Quote the Puppeteer screenshot guide word for word, from "Screenshot Customization" up to and including "the screenshot page.".
─── PASSAGE SHOWN ───
Capturing screenshots while web scraping has different popular use cases, including competitor monitoring, AI vision analysis, and web pages' archiving. In this guide, we'll explain taking screenshots with Puppeteer. Furthermore, we'll explore common functonalities to customize a Puppeteer screenhot. Let's get started!
Installation
Let's start with the installation process. Puppeteer is a NodeJS package that's can be installed with the node package manager using the following command:
npm install puppeteer
The above command will install Puppeteer and download the requried WebDriver binaries. To verify the instalaltion, use the below command and yo should retrieve the installed Puppeteer package version:
npm list puppeteer
# └── puppeteer@23.2.1
Basic Usage
Let's start with the baseic functionalties enabling Puppeteer screenshots. For this, we can use the page.screenshot() method:
const puppeteer = require("puppeteer");
async function run() {
// launch the browser, disable the headless mode, and open a page tab
const browser = await puppeteer.launch({ headless: false });
const page = await browser.newPage();
// request the target web page
await page.goto("https://web-scraping.dev/product/1");
// take the screenshot
await page.screenshot({
type: "png", // specify the file extension
path: "product.png", // specify the file path
});
browser.close();
}
run();
Above, we take a basic Puppeteer screenshot with the default settings in terms of the viewport and specify the file name and extension. Since taking screenshots is usually associated with dynamic websites, it's often useful to define waits to ensure a correct page load first:
async function run() {
const browser = await puppeteer.launch({ headless: false });
const page = await browser.newPage();
await page.goto("https://web-scraping.dev/product/1");
// wait for a CSS selector element
await page.waitForSelector("h3.card-title", {timeout: 5_000});
await page.screenshot({
type: "png",
path: "product.png",
});
browser.close();
}
Here, we wait for gull page load using the waitForSelector
method to ensure the HTML element load before starting with the screenshot process.
Screenshot Customization
So far, we have explored taking Puppeteer screenshots with the default preferences. Next, let's see how to customize the screenshot page.
Resolution
One of the key settings to define when capturing screenshots is the resolution. This allows customizing the image quality using its height and width dimensions:
async function run() {
const browser = await puppeteer.launch({ headless: false });
const page = await browser.newPage();
// Set the dimesions via width and height
await page.setViewport({ width: 1920, height: 1080});
await page.goto("https://web-scraping.dev/product/1");
await page.screenshot({
type: "png",
path: "product.png",
});
browser.close();
}
Above, we use the setViewport
method to set the width and height values to emulate a 1080p web page screenshot.
─── SOURCE DATA ───
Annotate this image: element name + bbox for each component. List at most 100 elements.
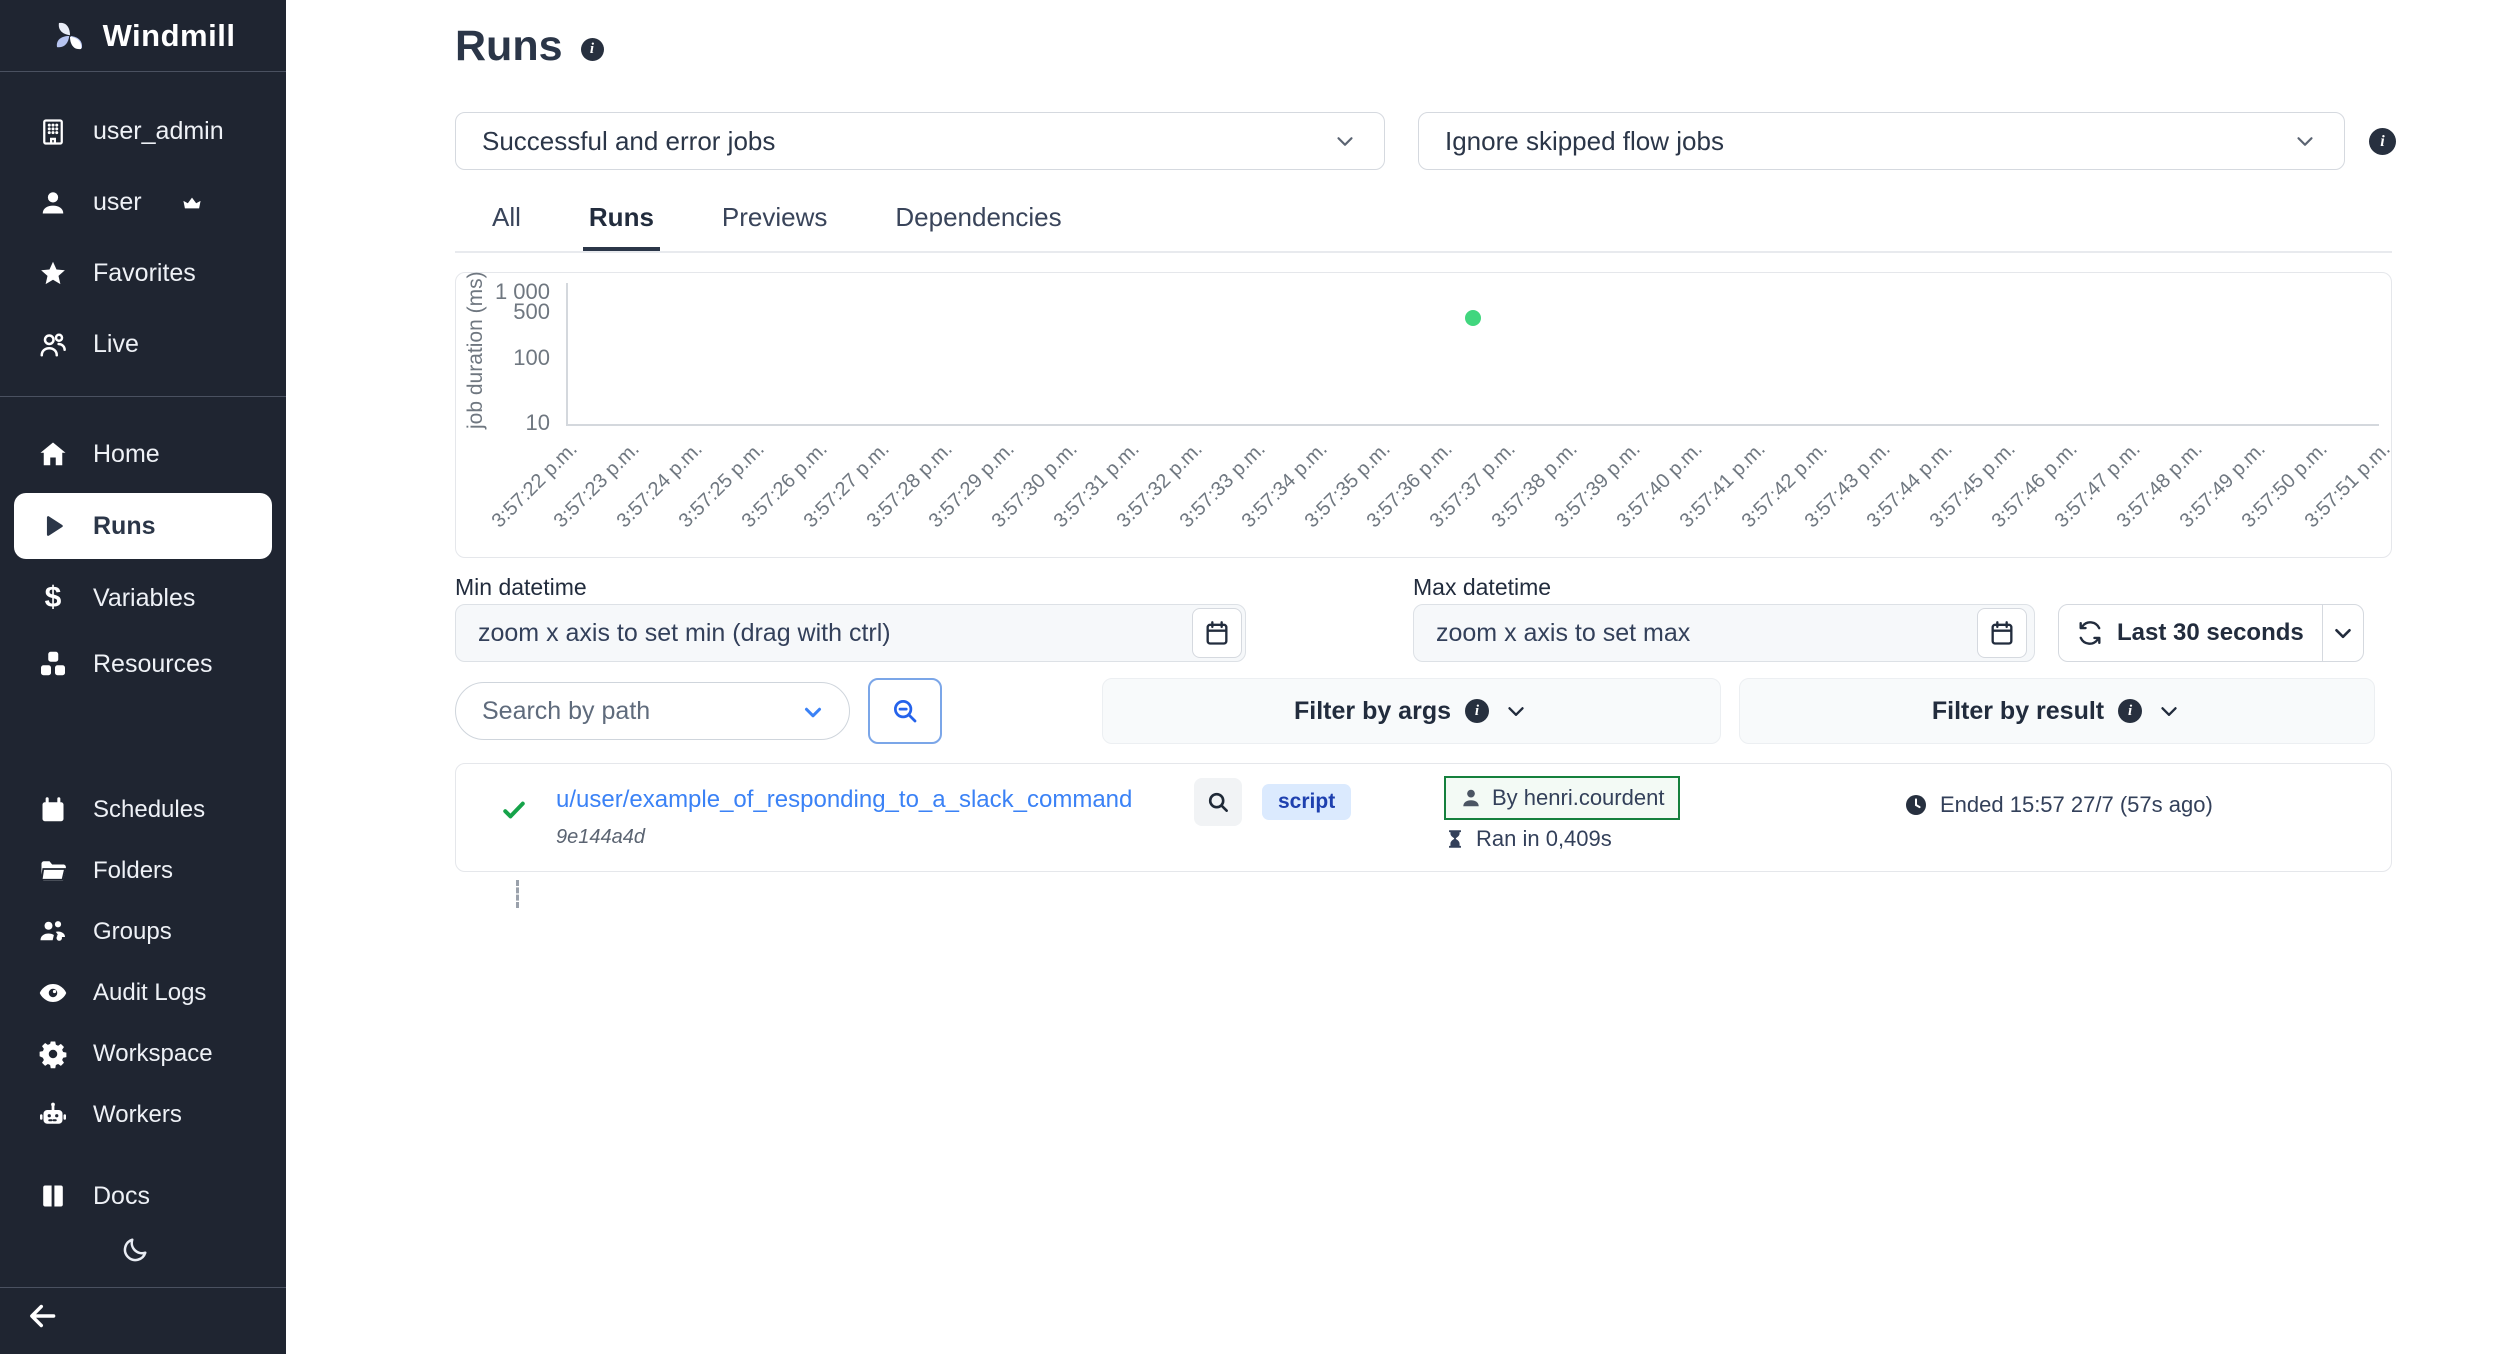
───
* OUTPUT OF THE TASK:
Screenshot Customization
So far, we have explored taking Puppeteer screenshots with the default preferences. Next, let's see how to customize the screenshot page.